**Exercise directions**
Output all of the data below exactly as given.

**Extracted records**

§

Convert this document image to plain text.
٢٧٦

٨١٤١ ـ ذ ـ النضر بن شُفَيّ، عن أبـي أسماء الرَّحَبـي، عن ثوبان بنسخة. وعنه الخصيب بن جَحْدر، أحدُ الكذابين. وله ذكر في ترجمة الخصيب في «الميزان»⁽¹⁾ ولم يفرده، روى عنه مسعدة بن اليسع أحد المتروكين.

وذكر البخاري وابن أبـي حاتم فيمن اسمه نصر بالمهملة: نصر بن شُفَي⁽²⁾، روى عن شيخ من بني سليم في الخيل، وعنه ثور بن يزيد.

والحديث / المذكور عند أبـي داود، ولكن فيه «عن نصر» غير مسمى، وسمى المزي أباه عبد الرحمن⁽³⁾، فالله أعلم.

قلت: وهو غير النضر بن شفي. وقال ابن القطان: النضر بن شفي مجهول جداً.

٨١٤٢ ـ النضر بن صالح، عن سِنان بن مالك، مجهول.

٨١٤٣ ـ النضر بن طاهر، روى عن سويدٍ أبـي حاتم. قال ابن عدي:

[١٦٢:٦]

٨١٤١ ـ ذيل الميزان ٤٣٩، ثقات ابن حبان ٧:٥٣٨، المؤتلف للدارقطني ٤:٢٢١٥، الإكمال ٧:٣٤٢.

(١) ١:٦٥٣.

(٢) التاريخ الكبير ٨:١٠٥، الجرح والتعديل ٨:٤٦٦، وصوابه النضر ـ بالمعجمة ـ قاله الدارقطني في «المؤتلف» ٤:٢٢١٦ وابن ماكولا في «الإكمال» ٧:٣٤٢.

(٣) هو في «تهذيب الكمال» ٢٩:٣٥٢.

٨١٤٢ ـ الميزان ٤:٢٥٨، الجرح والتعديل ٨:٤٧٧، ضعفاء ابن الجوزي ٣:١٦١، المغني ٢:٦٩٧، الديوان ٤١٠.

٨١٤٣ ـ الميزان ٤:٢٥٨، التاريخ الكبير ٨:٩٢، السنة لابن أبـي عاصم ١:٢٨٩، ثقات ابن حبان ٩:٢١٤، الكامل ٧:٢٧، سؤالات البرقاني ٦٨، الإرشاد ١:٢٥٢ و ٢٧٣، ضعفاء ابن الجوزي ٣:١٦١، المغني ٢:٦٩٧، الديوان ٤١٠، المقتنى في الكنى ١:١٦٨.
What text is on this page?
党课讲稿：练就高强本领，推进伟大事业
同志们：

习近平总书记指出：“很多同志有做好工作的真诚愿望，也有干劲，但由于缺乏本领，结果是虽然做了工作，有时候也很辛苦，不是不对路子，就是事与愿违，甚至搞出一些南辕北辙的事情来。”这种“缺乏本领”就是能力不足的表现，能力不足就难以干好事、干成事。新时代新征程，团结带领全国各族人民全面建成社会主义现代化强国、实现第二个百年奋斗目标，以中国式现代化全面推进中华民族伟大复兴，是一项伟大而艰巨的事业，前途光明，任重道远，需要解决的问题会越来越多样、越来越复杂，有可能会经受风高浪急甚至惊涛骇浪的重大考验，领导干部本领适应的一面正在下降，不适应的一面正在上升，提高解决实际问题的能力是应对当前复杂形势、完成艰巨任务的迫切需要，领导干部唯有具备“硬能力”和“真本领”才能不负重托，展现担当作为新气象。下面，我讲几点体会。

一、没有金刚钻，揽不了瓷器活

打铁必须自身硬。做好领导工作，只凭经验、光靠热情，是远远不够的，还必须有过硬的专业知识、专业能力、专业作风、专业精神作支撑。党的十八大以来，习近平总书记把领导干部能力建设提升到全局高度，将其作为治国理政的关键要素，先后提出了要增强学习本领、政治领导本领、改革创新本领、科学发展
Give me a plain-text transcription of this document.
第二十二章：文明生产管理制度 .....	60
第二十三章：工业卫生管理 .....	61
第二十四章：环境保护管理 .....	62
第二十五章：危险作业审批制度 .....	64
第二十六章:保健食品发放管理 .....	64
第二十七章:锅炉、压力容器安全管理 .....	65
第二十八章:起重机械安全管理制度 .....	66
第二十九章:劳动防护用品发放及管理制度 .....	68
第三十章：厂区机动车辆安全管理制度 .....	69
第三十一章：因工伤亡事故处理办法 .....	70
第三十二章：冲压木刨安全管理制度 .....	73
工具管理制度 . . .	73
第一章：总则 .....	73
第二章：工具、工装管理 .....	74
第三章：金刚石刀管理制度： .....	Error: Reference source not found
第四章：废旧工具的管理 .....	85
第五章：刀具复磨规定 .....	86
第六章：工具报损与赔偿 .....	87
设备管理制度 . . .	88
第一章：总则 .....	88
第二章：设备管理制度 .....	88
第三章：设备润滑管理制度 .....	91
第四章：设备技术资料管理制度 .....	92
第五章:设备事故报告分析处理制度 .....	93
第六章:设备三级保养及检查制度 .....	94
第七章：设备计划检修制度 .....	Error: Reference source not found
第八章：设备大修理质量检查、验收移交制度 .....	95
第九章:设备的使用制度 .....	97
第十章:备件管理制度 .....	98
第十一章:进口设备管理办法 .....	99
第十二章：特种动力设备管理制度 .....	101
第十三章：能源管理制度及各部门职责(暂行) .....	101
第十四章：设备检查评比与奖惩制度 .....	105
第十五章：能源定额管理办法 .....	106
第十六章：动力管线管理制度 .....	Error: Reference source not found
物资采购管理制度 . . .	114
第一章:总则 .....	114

§

**Finished exercise**
Convert this document image to plain text.
٢٧٦

٨١٤١ ـ ذ ـ النضر بن شُفَيّ، عن أبـي أسماء الرَّحَبـي، عن ثوبان بنسخة. وعنه الخصيب بن جَحْدر، أحدُ الكذابين. وله ذكر في ترجمة الخصيب في «الميزان»⁽¹⁾ ولم يفرده، روى عنه مسعدة بن اليسع أحد المتروكين.

وذكر البخاري وابن أبـي حاتم فيمن اسمه نصر بالمهملة: نصر بن شُفَي⁽²⁾، روى عن شيخ من بني سليم في الخيل، وعنه ثور بن يزيد.

والحديث / المذكور عند أبـي داود، ولكن فيه «عن نصر» غير مسمى، وسمى المزي أباه عبد الرحمن⁽³⁾، فالله أعلم.

قلت: وهو غير النضر بن شفي. وقال ابن القطان: النضر بن شفي مجهول جداً.

٨١٤٢ ـ النضر بن صالح، عن سِنان بن مالك، مجهول.

٨١٤٣ ـ النضر بن طاهر، روى عن سويدٍ أبـي حاتم. قال ابن عدي:

[١٦٢:٦]

٨١٤١ ـ ذيل الميزان ٤٣٩، ثقات ابن حبان ٧:٥٣٨، المؤتلف للدارقطني ٤:٢٢١٥، الإكمال ٧:٣٤٢.

(١) ١:٦٥٣.

(٢) التاريخ الكبير ٨:١٠٥، الجرح والتعديل ٨:٤٦٦، وصوابه النضر ـ بالمعجمة ـ قاله الدارقطني في «المؤتلف» ٤:٢٢١٦ وابن ماكولا في «الإكمال» ٧:٣٤٢.

(٣) هو في «تهذيب الكمال» ٢٩:٣٥٢.

٨١٤٢ ـ الميزان ٤:٢٥٨، الجرح والتعديل ٨:٤٧٧، ضعفاء ابن الجوزي ٣:١٦١، المغني ٢:٦٩٧، الديوان ٤١٠.

٨١٤٣ ـ الميزان ٤:٢٥٨، التاريخ الكبير ٨:٩٢، السنة لابن أبـي عاصم ١:٢٨٩، ثقات ابن حبان ٩:٢١٤، الكامل ٧:٢٧، سؤالات البرقاني ٦٨، الإرشاد ١:٢٥٢ و ٢٧٣، ضعفاء ابن الجوزي ٣:١٦١، المغني ٢:٦٩٧، الديوان ٤١٠، المقتنى في الكنى ١:١٦٨.
What text is on this page?
党课讲稿：练就高强本领，推进伟大事业
同志们：

习近平总书记指出：“很多同志有做好工作的真诚愿望，也有干劲，但由于缺乏本领，结果是虽然做了工作，有时候也很辛苦，不是不对路子，就是事与愿违，甚至搞出一些南辕北辙的事情来。”这种“缺乏本领”就是能力不足的表现，能力不足就难以干好事、干成事。新时代新征程，团结带领全国各族人民全面建成社会主义现代化强国、实现第二个百年奋斗目标，以中国式现代化全面推进中华民族伟大复兴，是一项伟大而艰巨的事业，前途光明，任重道远，需要解决的问题会越来越多样、越来越复杂，有可能会经受风高浪急甚至惊涛骇浪的重大考验，领导干部本领适应的一面正在下降，不适应的一面正在上升，提高解决实际问题的能力是应对当前复杂形势、完成艰巨任务的迫切需要，领导干部唯有具备“硬能力”和“真本领”才能不负重托，展现担当作为新气象。下面，我讲几点体会。

一、没有金刚钻，揽不了瓷器活

打铁必须自身硬。做好领导工作，只凭经验、光靠热情，是远远不够的，还必须有过硬的专业知识、专业能力、专业作风、专业精神作支撑。党的十八大以来，习近平总书记把领导干部能力建设提升到全局高度，将其作为治国理政的关键要素，先后提出了要增强学习本领、政治领导本领、改革创新本领、科学发展
Give me a plain-text transcription of this document.
第二十二章：文明生产管理制度 .....	60
第二十三章：工业卫生管理 .....	61
第二十四章：环境保护管理 .....	62
第二十五章：危险作业审批制度 .....	64
第二十六章:保健食品发放管理 .....	64
第二十七章:锅炉、压力容器安全管理 .....	65
第二十八章:起重机械安全管理制度 .....	66
第二十九章:劳动防护用品发放及管理制度 .....	68
第三十章：厂区机动车辆安全管理制度 .....	69
第三十一章：因工伤亡事故处理办法 .....	70
第三十二章：冲压木刨安全管理制度 .....	73
工具管理制度 . . .	73
第一章：总则 .....	73
第二章：工具、工装管理 .....	74
第三章：金刚石刀管理制度： .....	Error: Reference source not found
第四章：废旧工具的管理 .....	85
第五章：刀具复磨规定 .....	86
第六章：工具报损与赔偿 .....	87
设备管理制度 . . .	88
第一章：总则 .....	88
第二章：设备管理制度 .....	88
第三章：设备润滑管理制度 .....	91
第四章：设备技术资料管理制度 .....	92
第五章:设备事故报告分析处理制度 .....	93
第六章:设备三级保养及检查制度 .....	94
第七章：设备计划检修制度 .....	Error: Reference source not found
第八章：设备大修理质量检查、验收移交制度 .....	95
第九章:设备的使用制度 .....	97
第十章:备件管理制度 .....	98
第十一章:进口设备管理办法 .....	99
第十二章：特种动力设备管理制度 .....	101
第十三章：能源管理制度及各部门职责(暂行) .....	101
第十四章：设备检查评比与奖惩制度 .....	105
第十五章：能源定额管理办法 .....	106
第十六章：动力管线管理制度 .....	Error: Reference source not found
物资采购管理制度 . . .	114
第一章:总则 .....	114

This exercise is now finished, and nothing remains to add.